» Short task:
Write out the listing word for word, starting at its first line and ending with the line that contains "data-label-increased: 35 (376, 187, 393, 204)", including both of those lines.

[Dataset rows]
☆ ☆ ☆ ☆
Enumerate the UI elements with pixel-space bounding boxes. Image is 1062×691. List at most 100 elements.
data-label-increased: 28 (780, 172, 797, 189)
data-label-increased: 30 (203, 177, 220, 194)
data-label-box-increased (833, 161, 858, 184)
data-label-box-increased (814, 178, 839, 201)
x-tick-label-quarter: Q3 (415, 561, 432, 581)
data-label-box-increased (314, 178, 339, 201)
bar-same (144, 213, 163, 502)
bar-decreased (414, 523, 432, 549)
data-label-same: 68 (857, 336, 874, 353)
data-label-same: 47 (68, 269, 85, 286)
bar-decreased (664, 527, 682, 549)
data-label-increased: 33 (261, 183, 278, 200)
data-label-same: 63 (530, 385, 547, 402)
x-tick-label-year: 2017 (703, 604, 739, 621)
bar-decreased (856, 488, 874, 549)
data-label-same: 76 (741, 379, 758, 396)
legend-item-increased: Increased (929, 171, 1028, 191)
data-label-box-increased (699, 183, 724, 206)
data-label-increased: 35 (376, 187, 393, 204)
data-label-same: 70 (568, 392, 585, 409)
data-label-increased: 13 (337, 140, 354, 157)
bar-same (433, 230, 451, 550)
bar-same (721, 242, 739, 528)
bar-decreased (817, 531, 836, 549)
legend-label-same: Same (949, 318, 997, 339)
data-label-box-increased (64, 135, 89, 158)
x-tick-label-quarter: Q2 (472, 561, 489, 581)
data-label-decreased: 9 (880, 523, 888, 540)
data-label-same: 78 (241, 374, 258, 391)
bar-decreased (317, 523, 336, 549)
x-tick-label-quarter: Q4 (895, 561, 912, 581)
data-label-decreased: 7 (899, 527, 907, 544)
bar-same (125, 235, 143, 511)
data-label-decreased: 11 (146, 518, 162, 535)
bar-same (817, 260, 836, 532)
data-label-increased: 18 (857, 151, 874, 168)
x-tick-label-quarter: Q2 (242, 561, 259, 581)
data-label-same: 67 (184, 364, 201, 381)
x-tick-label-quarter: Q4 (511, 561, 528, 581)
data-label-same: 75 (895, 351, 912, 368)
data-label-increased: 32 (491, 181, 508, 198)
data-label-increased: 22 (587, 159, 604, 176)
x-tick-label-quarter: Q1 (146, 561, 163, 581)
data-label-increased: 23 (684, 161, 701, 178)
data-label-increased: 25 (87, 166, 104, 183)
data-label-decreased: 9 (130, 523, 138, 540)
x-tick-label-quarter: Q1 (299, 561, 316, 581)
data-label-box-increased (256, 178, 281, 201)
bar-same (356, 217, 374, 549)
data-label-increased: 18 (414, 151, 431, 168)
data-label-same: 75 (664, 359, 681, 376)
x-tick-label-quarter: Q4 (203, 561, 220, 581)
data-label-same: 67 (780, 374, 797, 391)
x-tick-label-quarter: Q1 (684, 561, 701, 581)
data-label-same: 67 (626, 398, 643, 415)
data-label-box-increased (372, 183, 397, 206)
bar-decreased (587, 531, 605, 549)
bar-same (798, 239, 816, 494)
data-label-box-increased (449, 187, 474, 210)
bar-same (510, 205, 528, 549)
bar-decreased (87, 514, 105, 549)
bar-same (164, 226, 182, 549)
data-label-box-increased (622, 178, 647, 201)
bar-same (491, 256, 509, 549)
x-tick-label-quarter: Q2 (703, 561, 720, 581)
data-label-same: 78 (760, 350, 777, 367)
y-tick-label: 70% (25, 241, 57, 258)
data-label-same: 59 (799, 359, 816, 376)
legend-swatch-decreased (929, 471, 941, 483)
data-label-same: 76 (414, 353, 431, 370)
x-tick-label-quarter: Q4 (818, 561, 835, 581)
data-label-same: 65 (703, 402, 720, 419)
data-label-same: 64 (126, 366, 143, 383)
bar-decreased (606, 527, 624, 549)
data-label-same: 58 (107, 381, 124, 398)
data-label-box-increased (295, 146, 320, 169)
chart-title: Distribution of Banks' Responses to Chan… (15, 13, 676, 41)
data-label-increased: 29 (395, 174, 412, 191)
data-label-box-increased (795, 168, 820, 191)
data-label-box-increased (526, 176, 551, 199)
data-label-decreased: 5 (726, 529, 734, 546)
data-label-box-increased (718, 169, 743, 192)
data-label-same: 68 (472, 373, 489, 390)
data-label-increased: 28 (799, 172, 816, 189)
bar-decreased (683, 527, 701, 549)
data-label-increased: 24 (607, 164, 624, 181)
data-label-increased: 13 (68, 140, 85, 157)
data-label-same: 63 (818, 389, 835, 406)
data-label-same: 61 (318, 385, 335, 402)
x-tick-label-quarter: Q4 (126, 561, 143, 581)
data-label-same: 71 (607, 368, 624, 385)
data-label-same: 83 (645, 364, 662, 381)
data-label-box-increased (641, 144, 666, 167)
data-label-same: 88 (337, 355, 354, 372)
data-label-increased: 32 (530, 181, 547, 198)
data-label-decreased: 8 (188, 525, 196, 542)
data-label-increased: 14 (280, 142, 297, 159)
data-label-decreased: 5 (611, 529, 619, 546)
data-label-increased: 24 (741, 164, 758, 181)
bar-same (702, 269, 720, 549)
☆ ☆ ☆ ☆
» Response:
Enumerate the UI elements with pixel-space bounding boxes. Image is 1062×691. List at most 100 elements.
data-label-increased: 28 (780, 172, 797, 189)
data-label-increased: 30 (203, 177, 220, 194)
data-label-box-increased (833, 161, 858, 184)
data-label-box-increased (814, 178, 839, 201)
x-tick-label-quarter: Q3 (415, 561, 432, 581)
data-label-box-increased (314, 178, 339, 201)
bar-same (144, 213, 163, 502)
bar-decreased (414, 523, 432, 549)
data-label-same: 68 (857, 336, 874, 353)
data-label-same: 47 (68, 269, 85, 286)
bar-decreased (664, 527, 682, 549)
data-label-increased: 33 (261, 183, 278, 200)
data-label-same: 63 (530, 385, 547, 402)
x-tick-label-year: 2017 (703, 604, 739, 621)
bar-decreased (856, 488, 874, 549)
data-label-same: 76 (741, 379, 758, 396)
legend-item-increased: Increased (929, 171, 1028, 191)
data-label-box-increased (699, 183, 724, 206)
data-label-increased: 35 (376, 187, 393, 204)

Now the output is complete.